■ Written instruction:
Would you quote every entry exactly, dropping only the pictures?

* * * *

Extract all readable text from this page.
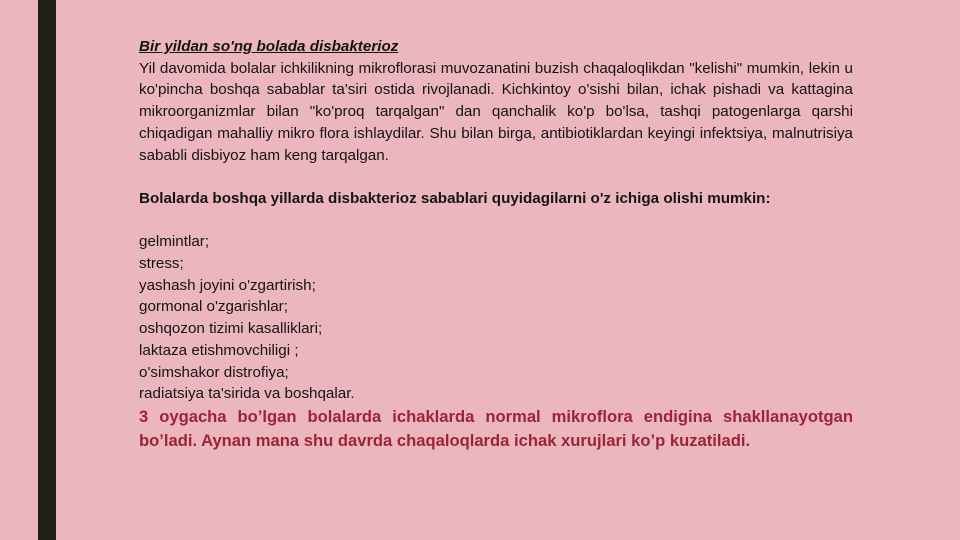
Bir yildan so'ng bolada disbakterioz

Yil davomida bolalar ichkilikning mikroflorasi muvozanatini buzish chaqaloqlikdan "kelishi" mumkin, lekin u ko'pincha boshqa sabablar ta'siri ostida rivojlanadi. Kichkintoy o'sishi bilan, ichak pishadi va kattagina mikroorganizmlar bilan "ko'proq tarqalgan" dan qanchalik ko'p bo'lsa, tashqi patogenlarga qarshi chiqadigan mahalliy mikro flora ishlaydilar. Shu bilan birga, antibiotiklardan keyingi infektsiya, malnutrisiya sababli disbiyoz ham keng tarqalgan.

Bolalarda boshqa yillarda disbakterioz sabablari quyidagilarni o'z ichiga olishi mumkin:

gelmintlar;
stress;
yashash joyini o'zgartirish;
gormonal o'zgarishlar;
oshqozon tizimi kasalliklari;
laktaza etishmovchiligi ;
o'simshakor distrofiya;
radiatsiya ta'sirida va boshqalar.

3 oygacha bo’lgan bolalarda ichaklarda normal mikroflora endigina shakllanayotgan bo’ladi. Aynan mana shu davrda chaqaloqlarda ichak xurujlari ko’p kuzatiladi.
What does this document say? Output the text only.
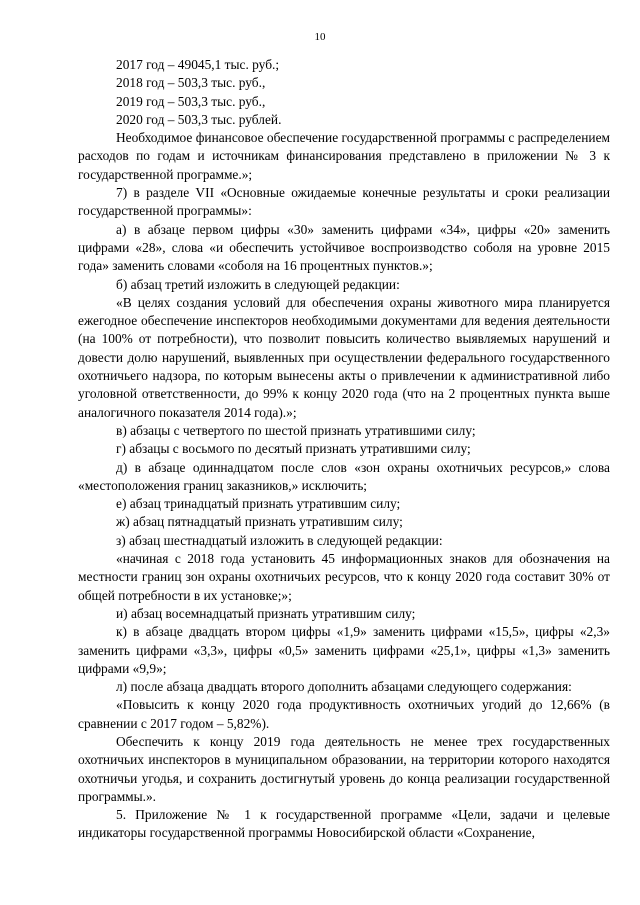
10

2017 год – 49045,1 тыс. руб.;

2018 год – 503,3 тыс. руб.,

2019 год – 503,3 тыс. руб.,

2020 год – 503,3 тыс. рублей.

Необходимое финансовое обеспечение государственной программы с распределением расходов по годам и источникам финансирования представлено в приложении № 3 к государственной программе.»;

7) в разделе VII «Основные ожидаемые конечные результаты и сроки реализации государственной программы»:

а) в абзаце первом цифры «30» заменить цифрами «34», цифры «20» заменить цифрами «28», слова «и обеспечить устойчивое воспроизводство соболя на уровне 2015 года» заменить словами «соболя на 16 процентных пунктов.»;

б) абзац третий изложить в следующей редакции:

«В целях создания условий для обеспечения охраны животного мира планируется ежегодное обеспечение инспекторов необходимыми документами для ведения деятельности (на 100% от потребности), что позволит повысить количество выявляемых нарушений и довести долю нарушений, выявленных при осуществлении федерального государственного охотничьего надзора, по которым вынесены акты о привлечении к административной либо уголовной ответственности, до 99% к концу 2020 года (что на 2 процентных пункта выше аналогичного показателя 2014 года).»;

в) абзацы с четвертого по шестой признать утратившими силу;

г) абзацы с восьмого по десятый признать утратившими силу;

д) в абзаце одиннадцатом после слов «зон охраны охотничьих ресурсов,» слова «местоположения границ заказников,» исключить;

е) абзац тринадцатый признать утратившим силу;

ж) абзац пятнадцатый признать утратившим силу;

з) абзац шестнадцатый изложить в следующей редакции:

«начиная с 2018 года установить 45 информационных знаков для обозначения на местности границ зон охраны охотничьих ресурсов, что к концу 2020 года составит 30% от общей потребности в их установке;»;

и) абзац восемнадцатый признать утратившим силу;

к) в абзаце двадцать втором цифры «1,9» заменить цифрами «15,5», цифры «2,3» заменить цифрами «3,3», цифры «0,5» заменить цифрами «25,1», цифры «1,3» заменить цифрами «9,9»;

л) после абзаца двадцать второго дополнить абзацами следующего содержания:

«Повысить к концу 2020 года продуктивность охотничьих угодий до 12,66% (в сравнении с 2017 годом – 5,82%).

Обеспечить к концу 2019 года деятельность не менее трех государственных охотничьих инспекторов в муниципальном образовании, на территории которого находятся охотничьи угодья, и сохранить достигнутый уровень до конца реализации государственной программы.».

5. Приложение № 1 к государственной программе «Цели, задачи и целевые индикаторы государственной программы Новосибирской области «Сохранение,
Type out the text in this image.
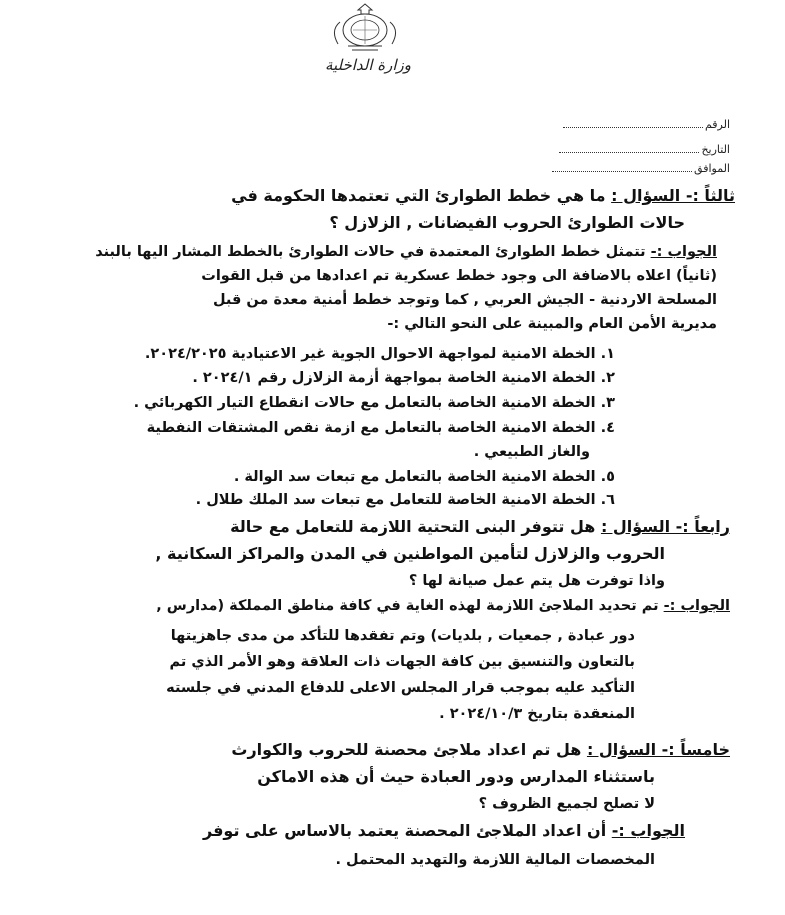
وزارة الداخلية
الرقم
التاريخ
الموافق
ثالثاً :- السؤال : ما هي خطط الطوارئ التي تعتمدها الحكومة في
حالات الطوارئ الحروب الفيضانات , الزلازل ؟
الجواب :- تتمثل خطط الطوارئ المعتمدة في حالات الطوارئ بالخطط المشار اليها بالبند
(ثانياً) اعلاه بالاضافة الى وجود خطط عسكرية تم اعدادها من قبل القوات
المسلحة الاردنية - الجيش العربي , كما وتوجد خطط أمنية معدة من قبل
مديرية الأمن العام والمبينة على النحو التالي :-
١. الخطة الامنية لمواجهة الاحوال الجوية غير الاعتيادية ٢٠٢٤/٢٠٢٥.
٢. الخطة الامنية الخاصة بمواجهة أزمة الزلازل رقم ٢٠٢٤/١ .
٣. الخطة الامنية الخاصة بالتعامل مع حالات انقطاع التيار الكهربائي .
٤. الخطة الامنية الخاصة بالتعامل مع ازمة نقص المشتقات النفطية
والغاز الطبيعي .
٥. الخطة الامنية الخاصة بالتعامل مع تبعات سد الوالة .
٦. الخطة الامنية الخاصة للتعامل مع تبعات سد الملك طلال .
رابعاً :- السؤال : هل تتوفر البنى التحتية اللازمة للتعامل مع حالة
الحروب والزلازل لتأمين المواطنين في المدن والمراكز السكانية ,
واذا توفرت هل يتم عمل صيانة لها ؟
الجواب :- تم تحديد الملاجئ اللازمة لهذه الغاية في كافة مناطق المملكة (مدارس ,
دور عبادة , جمعيات , بلديات) وتم تفقدها للتأكد من مدى جاهزيتها
بالتعاون والتنسيق بين كافة الجهات ذات العلاقة وهو الأمر الذي تم
التأكيد عليه بموجب قرار المجلس الاعلى للدفاع المدني في جلسته
المنعقدة بتاريخ ٢٠٢٤/١٠/٣ .
خامساً :- السؤال : هل تم اعداد ملاجئ محصنة للحروب والكوارث
باستثناء المدارس ودور العبادة حيث أن هذه الاماكن
لا تصلح لجميع الظروف ؟
الجواب :- أن اعداد الملاجئ المحصنة يعتمد بالاساس على توفر
المخصصات المالية اللازمة والتهديد المحتمل .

* * * *

■ Correct answer:
Extract all readable text from this page.
Bir yildan so'ng bolada disbakterioz

Yil davomida bolalar ichkilikning mikroflorasi muvozanatini buzish chaqaloqlikdan "kelishi" mumkin, lekin u ko'pincha boshqa sabablar ta'siri ostida rivojlanadi. Kichkintoy o'sishi bilan, ichak pishadi va kattagina mikroorganizmlar bilan "ko'proq tarqalgan" dan qanchalik ko'p bo'lsa, tashqi patogenlarga qarshi chiqadigan mahalliy mikro flora ishlaydilar. Shu bilan birga, antibiotiklardan keyingi infektsiya, malnutrisiya sababli disbiyoz ham keng tarqalgan.

Bolalarda boshqa yillarda disbakterioz sabablari quyidagilarni o'z ichiga olishi mumkin:

gelmintlar;
stress;
yashash joyini o'zgartirish;
gormonal o'zgarishlar;
oshqozon tizimi kasalliklari;
laktaza etishmovchiligi ;
o'simshakor distrofiya;
radiatsiya ta'sirida va boshqalar.

3 oygacha bo’lgan bolalarda ichaklarda normal mikroflora endigina shakllanayotgan bo’ladi. Aynan mana shu davrda chaqaloqlarda ichak xurujlari ko’p kuzatiladi.
What does this document say? Output the text only.
10

2017 год – 49045,1 тыс. руб.;

2018 год – 503,3 тыс. руб.,

2019 год – 503,3 тыс. руб.,

2020 год – 503,3 тыс. рублей.

Необходимое финансовое обеспечение государственной программы с распределением расходов по годам и источникам финансирования представлено в приложении № 3 к государственной программе.»;

7) в разделе VII «Основные ожидаемые конечные результаты и сроки реализации государственной программы»:

а) в абзаце первом цифры «30» заменить цифрами «34», цифры «20» заменить цифрами «28», слова «и обеспечить устойчивое воспроизводство соболя на уровне 2015 года» заменить словами «соболя на 16 процентных пунктов.»;

б) абзац третий изложить в следующей редакции:

«В целях создания условий для обеспечения охраны животного мира планируется ежегодное обеспечение инспекторов необходимыми документами для ведения деятельности (на 100% от потребности), что позволит повысить количество выявляемых нарушений и довести долю нарушений, выявленных при осуществлении федерального государственного охотничьего надзора, по которым вынесены акты о привлечении к административной либо уголовной ответственности, до 99% к концу 2020 года (что на 2 процентных пункта выше аналогичного показателя 2014 года).»;

в) абзацы с четвертого по шестой признать утратившими силу;

г) абзацы с восьмого по десятый признать утратившими силу;

д) в абзаце одиннадцатом после слов «зон охраны охотничьих ресурсов,» слова «местоположения границ заказников,» исключить;

е) абзац тринадцатый признать утратившим силу;

ж) абзац пятнадцатый признать утратившим силу;

з) абзац шестнадцатый изложить в следующей редакции:

«начиная с 2018 года установить 45 информационных знаков для обозначения на местности границ зон охраны охотничьих ресурсов, что к концу 2020 года составит 30% от общей потребности в их установке;»;

и) абзац восемнадцатый признать утратившим силу;

к) в абзаце двадцать втором цифры «1,9» заменить цифрами «15,5», цифры «2,3» заменить цифрами «3,3», цифры «0,5» заменить цифрами «25,1», цифры «1,3» заменить цифрами «9,9»;

л) после абзаца двадцать второго дополнить абзацами следующего содержания:

«Повысить к концу 2020 года продуктивность охотничьих угодий до 12,66% (в сравнении с 2017 годом – 5,82%).

Обеспечить к концу 2019 года деятельность не менее трех государственных охотничьих инспекторов в муниципальном образовании, на территории которого находятся охотничьи угодья, и сохранить достигнутый уровень до конца реализации государственной программы.».

5. Приложение № 1 к государственной программе «Цели, задачи и целевые индикаторы государственной программы Новосибирской области «Сохранение,
Type out the text in this image.
وزارة الداخلية
الرقم
التاريخ
الموافق
ثالثاً :- السؤال : ما هي خطط الطوارئ التي تعتمدها الحكومة في
حالات الطوارئ الحروب الفيضانات , الزلازل ؟
الجواب :- تتمثل خطط الطوارئ المعتمدة في حالات الطوارئ بالخطط المشار اليها بالبند
(ثانياً) اعلاه بالاضافة الى وجود خطط عسكرية تم اعدادها من قبل القوات
المسلحة الاردنية - الجيش العربي , كما وتوجد خطط أمنية معدة من قبل
مديرية الأمن العام والمبينة على النحو التالي :-
١. الخطة الامنية لمواجهة الاحوال الجوية غير الاعتيادية ٢٠٢٤/٢٠٢٥.
٢. الخطة الامنية الخاصة بمواجهة أزمة الزلازل رقم ٢٠٢٤/١ .
٣. الخطة الامنية الخاصة بالتعامل مع حالات انقطاع التيار الكهربائي .
٤. الخطة الامنية الخاصة بالتعامل مع ازمة نقص المشتقات النفطية
والغاز الطبيعي .
٥. الخطة الامنية الخاصة بالتعامل مع تبعات سد الوالة .
٦. الخطة الامنية الخاصة للتعامل مع تبعات سد الملك طلال .
رابعاً :- السؤال : هل تتوفر البنى التحتية اللازمة للتعامل مع حالة
الحروب والزلازل لتأمين المواطنين في المدن والمراكز السكانية ,
واذا توفرت هل يتم عمل صيانة لها ؟
الجواب :- تم تحديد الملاجئ اللازمة لهذه الغاية في كافة مناطق المملكة (مدارس ,
دور عبادة , جمعيات , بلديات) وتم تفقدها للتأكد من مدى جاهزيتها
بالتعاون والتنسيق بين كافة الجهات ذات العلاقة وهو الأمر الذي تم
التأكيد عليه بموجب قرار المجلس الاعلى للدفاع المدني في جلسته
المنعقدة بتاريخ ٢٠٢٤/١٠/٣ .
خامساً :- السؤال : هل تم اعداد ملاجئ محصنة للحروب والكوارث
باستثناء المدارس ودور العبادة حيث أن هذه الاماكن
لا تصلح لجميع الظروف ؟
الجواب :- أن اعداد الملاجئ المحصنة يعتمد بالاساس على توفر
المخصصات المالية اللازمة والتهديد المحتمل .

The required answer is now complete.